[Extracted data entries]
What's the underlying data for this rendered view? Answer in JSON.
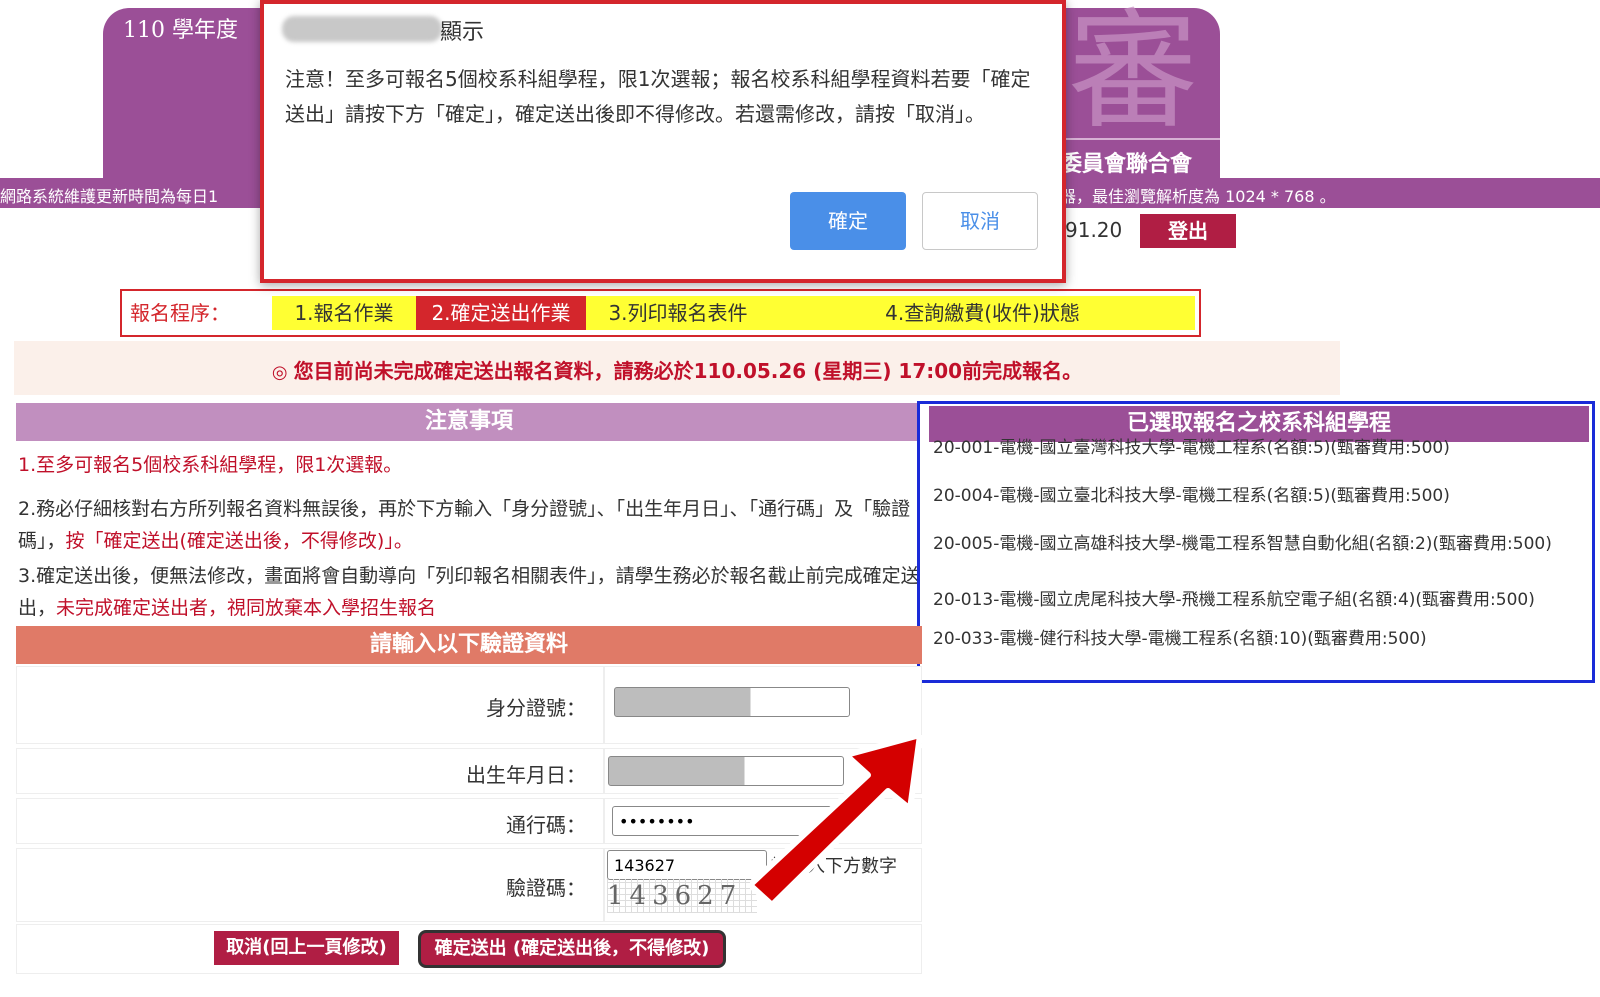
{
  "header": {
    "year_title": "110 學年度",
    "watermark_char": "審",
    "org_name_partial": "委員會聯合會",
    "notice_left": "網路系統維護更新時間為每日1",
    "notice_right": "器，最佳瀏覽解析度為 1024 * 768 。",
    "user_ip_partial": "91.20",
    "logout_label": "登出"
  },
  "steps": {
    "label": "報名程序：",
    "items": [
      "1.報名作業",
      "2.確定送出作業",
      "3.列印報名表件",
      "4.查詢繳費(收件)狀態"
    ],
    "active_index": 1
  },
  "deadline": {
    "bullet": "◎",
    "text": "您目前尚未完成確定送出報名資料，請務必於110.05.26 (星期三) 17:00前完成報名。"
  },
  "notes": {
    "header": "注意事項",
    "note1": "1.至多可報名5個校系科組學程，限1次選報。",
    "note2_a": "2.務必仔細核對右方所列報名資料無誤後，再於下方輸入「身分證號」、「出生年月日」、「通行碼」及「驗證碼」，",
    "note2_b": "按「確定送出(確定送出後，不得修改)」。",
    "note3_a": "3.確定送出後，便無法修改，畫面將會自動導向「列印報名相關表件」，請學生務必於報名截止前完成確定送出，",
    "note3_b": "未完成確定送出者，視同放棄本入學招生報名"
  },
  "selected": {
    "header": "已選取報名之校系科組學程",
    "programs": [
      "20-001-電機-國立臺灣科技大學-電機工程系(名額:5)(甄審費用:500)",
      "20-004-電機-國立臺北科技大學-電機工程系(名額:5)(甄審費用:500)",
      "20-005-電機-國立高雄科技大學-機電工程系智慧自動化組(名額:2)(甄審費用:500)",
      "20-013-電機-國立虎尾科技大學-飛機工程系航空電子組(名額:4)(甄審費用:500)",
      "20-033-電機-健行科技大學-電機工程系(名額:10)(甄審費用:500)"
    ]
  },
  "form": {
    "header": "請輸入以下驗證資料",
    "id_label": "身分證號：",
    "birth_label": "出生年月日：",
    "pass_label": "通行碼：",
    "pass_value": "••••••••",
    "captcha_label": "驗證碼：",
    "captcha_value": "143627",
    "captcha_image_text": "143627",
    "captcha_hint": "請輸入下方數字",
    "cancel_label": "取消(回上一頁修改)",
    "submit_label": "確定送出 (確定送出後，不得修改)"
  },
  "modal": {
    "title": "顯示",
    "message": "注意！至多可報名5個校系科組學程，限1次選報；報名校系科組學程資料若要「確定送出」請按下方「確定」，確定送出後即不得修改。若還需修改，請按「取消」。",
    "ok_label": "確定",
    "cancel_label": "取消"
  },
  "colors": {
    "brand_purple": "#9b4f97",
    "alert_red": "#d4262c",
    "button_red": "#b01e44",
    "highlight_blue": "#1a2bd8",
    "dialog_blue": "#4a8fe8"
  },
  "icons": {
    "arrow": "arrow-up-right-icon"
  }
}
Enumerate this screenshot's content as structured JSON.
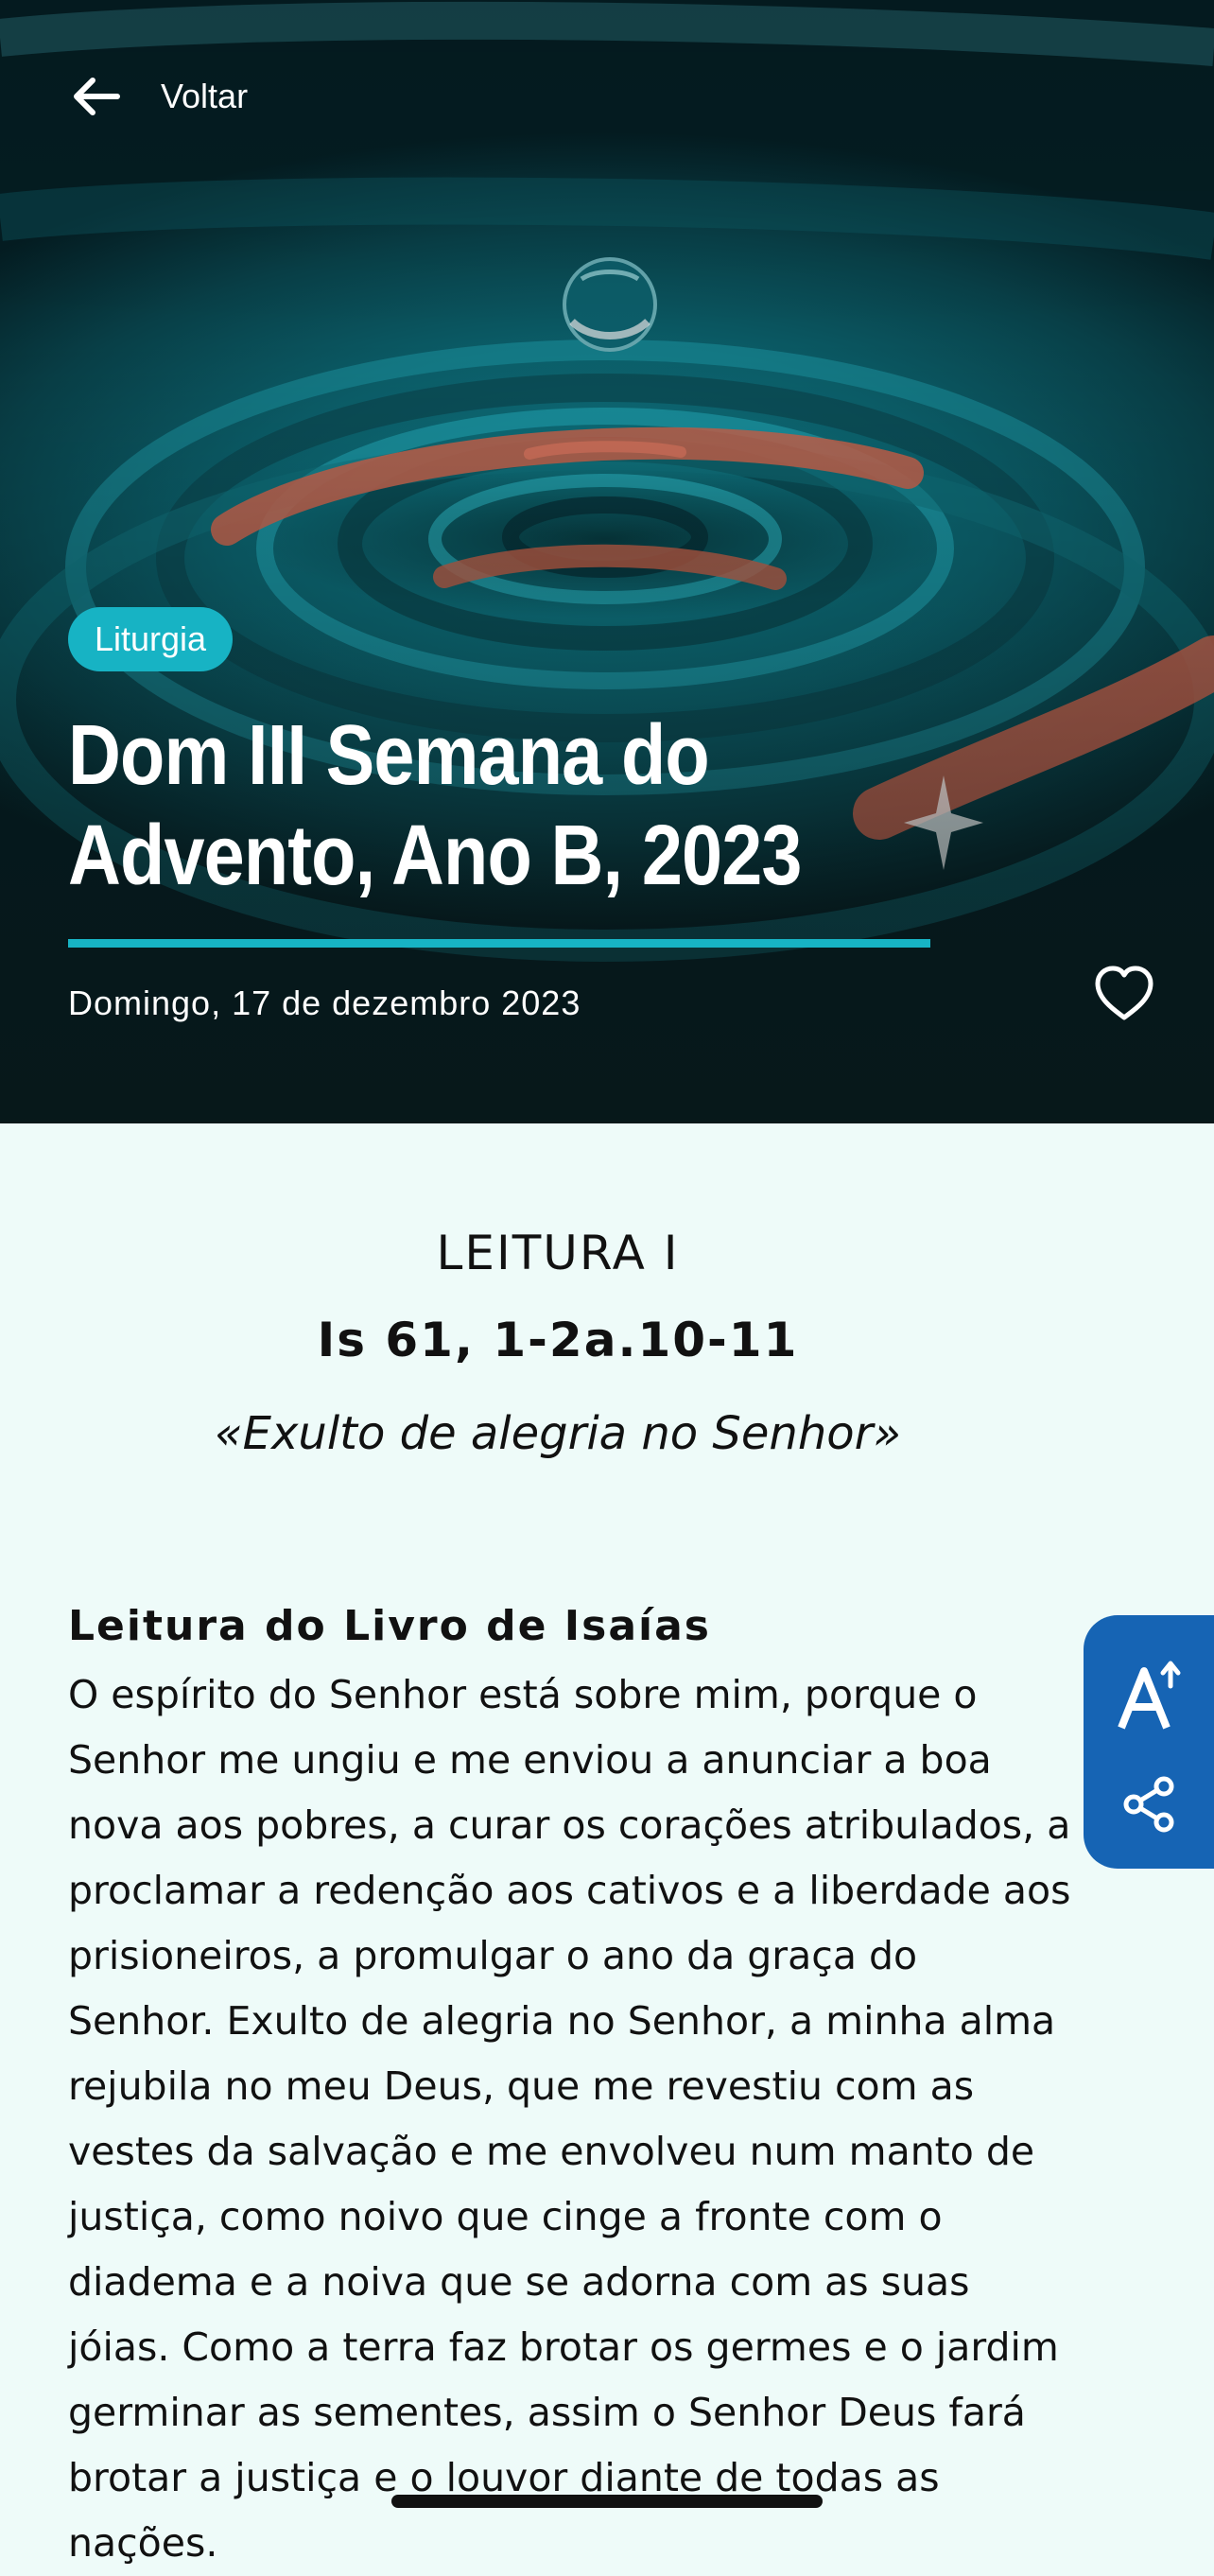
{
  "header": {
    "back_label": "Voltar",
    "category": "Liturgia",
    "title_line1": "Dom III Semana do",
    "title_line2": "Advento, Ano B, 2023",
    "date": "Domingo, 17 de dezembro 2023"
  },
  "reading": {
    "label": "LEITURA I",
    "reference": "Is 61, 1-2a.10-11",
    "quote": "«Exulto de alegria no Senhor»",
    "book": "Leitura do Livro de Isaías",
    "text": "O espírito do Senhor está sobre mim, porque o Senhor me ungiu e me enviou a anunciar a boa nova aos pobres, a curar os corações atribulados, a proclamar a redenção aos cativos e a liberdade aos prisioneiros, a promulgar o ano da graça do Senhor. Exulto de alegria no Senhor, a minha alma rejubila no meu Deus, que me revestiu com as vestes da salvação e me envolveu num manto de justiça, como noivo que cinge a fronte com o diadema e a noiva que se adorna com as suas jóias. Como a terra faz brotar os germes e o jardim germinar as sementes, assim o Senhor Deus fará brotar a justiça e o louvor diante de todas as nações."
  },
  "icons": {
    "back": "arrow-left-icon",
    "favorite": "heart-outline-icon",
    "text_size": "text-size-increase-icon",
    "share": "share-icon"
  },
  "colors": {
    "accent": "#17B3C4",
    "fab": "#1664B4",
    "page_background": "#EEFBF9",
    "text": "#111111"
  }
}
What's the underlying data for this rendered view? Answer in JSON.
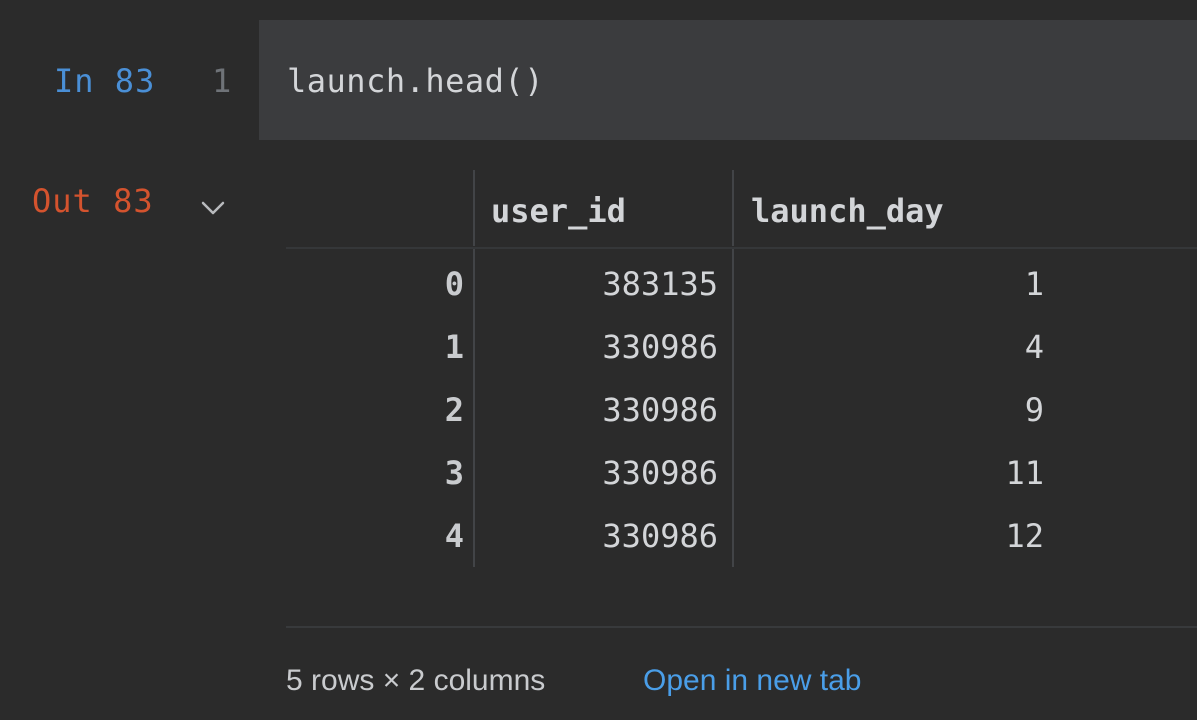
{
  "cell": {
    "in_label": "In 83",
    "line_number": "1",
    "code": "launch.head()",
    "out_label": "Out 83"
  },
  "table": {
    "columns": [
      "user_id",
      "launch_day"
    ],
    "rows": [
      {
        "index": "0",
        "user_id": "383135",
        "launch_day": "1"
      },
      {
        "index": "1",
        "user_id": "330986",
        "launch_day": "4"
      },
      {
        "index": "2",
        "user_id": "330986",
        "launch_day": "9"
      },
      {
        "index": "3",
        "user_id": "330986",
        "launch_day": "11"
      },
      {
        "index": "4",
        "user_id": "330986",
        "launch_day": "12"
      }
    ]
  },
  "footer": {
    "summary": "5 rows × 2 columns",
    "open_link": "Open in new tab"
  },
  "colors": {
    "in_label": "#4a8fd6",
    "out_label": "#d4532e",
    "link": "#4a9ee8",
    "background": "#2b2b2b",
    "code_background": "#3b3c3e"
  },
  "icons": {
    "collapse": "chevron-down-icon"
  }
}
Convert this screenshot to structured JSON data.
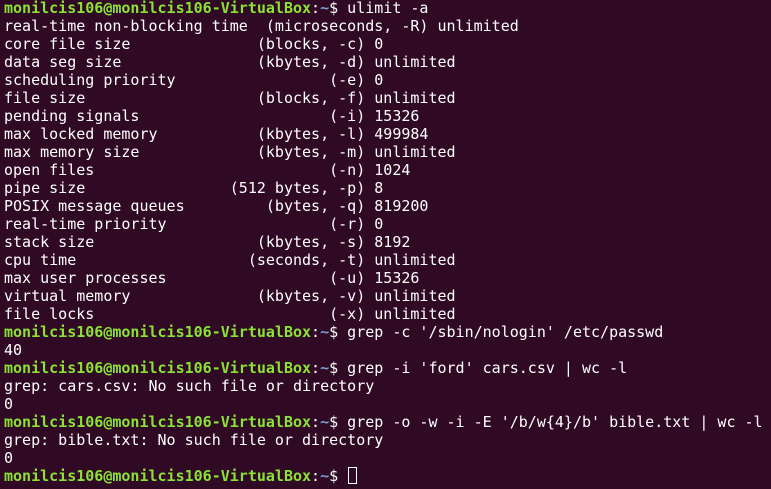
{
  "theme": {
    "background": "#300a24",
    "text": "#ffffff",
    "user_host": "#8ae234",
    "path": "#729fcf"
  },
  "prompt": {
    "user_host": "monilcis106@monilcis106-VirtualBox",
    "colon": ":",
    "path": "~",
    "dollar": "$ "
  },
  "lines": [
    {
      "type": "prompt",
      "command": "ulimit -a"
    },
    {
      "type": "output",
      "text": "real-time non-blocking time  (microseconds, -R) unlimited"
    },
    {
      "type": "output",
      "text": "core file size              (blocks, -c) 0"
    },
    {
      "type": "output",
      "text": "data seg size               (kbytes, -d) unlimited"
    },
    {
      "type": "output",
      "text": "scheduling priority                 (-e) 0"
    },
    {
      "type": "output",
      "text": "file size                   (blocks, -f) unlimited"
    },
    {
      "type": "output",
      "text": "pending signals                     (-i) 15326"
    },
    {
      "type": "output",
      "text": "max locked memory           (kbytes, -l) 499984"
    },
    {
      "type": "output",
      "text": "max memory size             (kbytes, -m) unlimited"
    },
    {
      "type": "output",
      "text": "open files                          (-n) 1024"
    },
    {
      "type": "output",
      "text": "pipe size                (512 bytes, -p) 8"
    },
    {
      "type": "output",
      "text": "POSIX message queues         (bytes, -q) 819200"
    },
    {
      "type": "output",
      "text": "real-time priority                  (-r) 0"
    },
    {
      "type": "output",
      "text": "stack size                  (kbytes, -s) 8192"
    },
    {
      "type": "output",
      "text": "cpu time                   (seconds, -t) unlimited"
    },
    {
      "type": "output",
      "text": "max user processes                  (-u) 15326"
    },
    {
      "type": "output",
      "text": "virtual memory              (kbytes, -v) unlimited"
    },
    {
      "type": "output",
      "text": "file locks                          (-x) unlimited"
    },
    {
      "type": "prompt",
      "command": "grep -c '/sbin/nologin' /etc/passwd"
    },
    {
      "type": "output",
      "text": "40"
    },
    {
      "type": "prompt",
      "command": "grep -i 'ford' cars.csv | wc -l"
    },
    {
      "type": "output",
      "text": "grep: cars.csv: No such file or directory"
    },
    {
      "type": "output",
      "text": "0"
    },
    {
      "type": "prompt",
      "command": "grep -o -w -i -E '/b/w{4}/b' bible.txt | wc -l"
    },
    {
      "type": "output",
      "text": "grep: bible.txt: No such file or directory"
    },
    {
      "type": "output",
      "text": "0"
    },
    {
      "type": "prompt",
      "command": "",
      "cursor": true
    }
  ]
}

◆ EXERCISE GOAL: In the records above, locate each line with the word "time". Copy all such lines.

◆ WRITTEN SOLUTION:
      "text": "real-time non-blocking time  (microseconds, -R) unlimited"
      "text": "real-time priority                  (-r) 0"
      "text": "cpu time                   (seconds, -t) unlimited"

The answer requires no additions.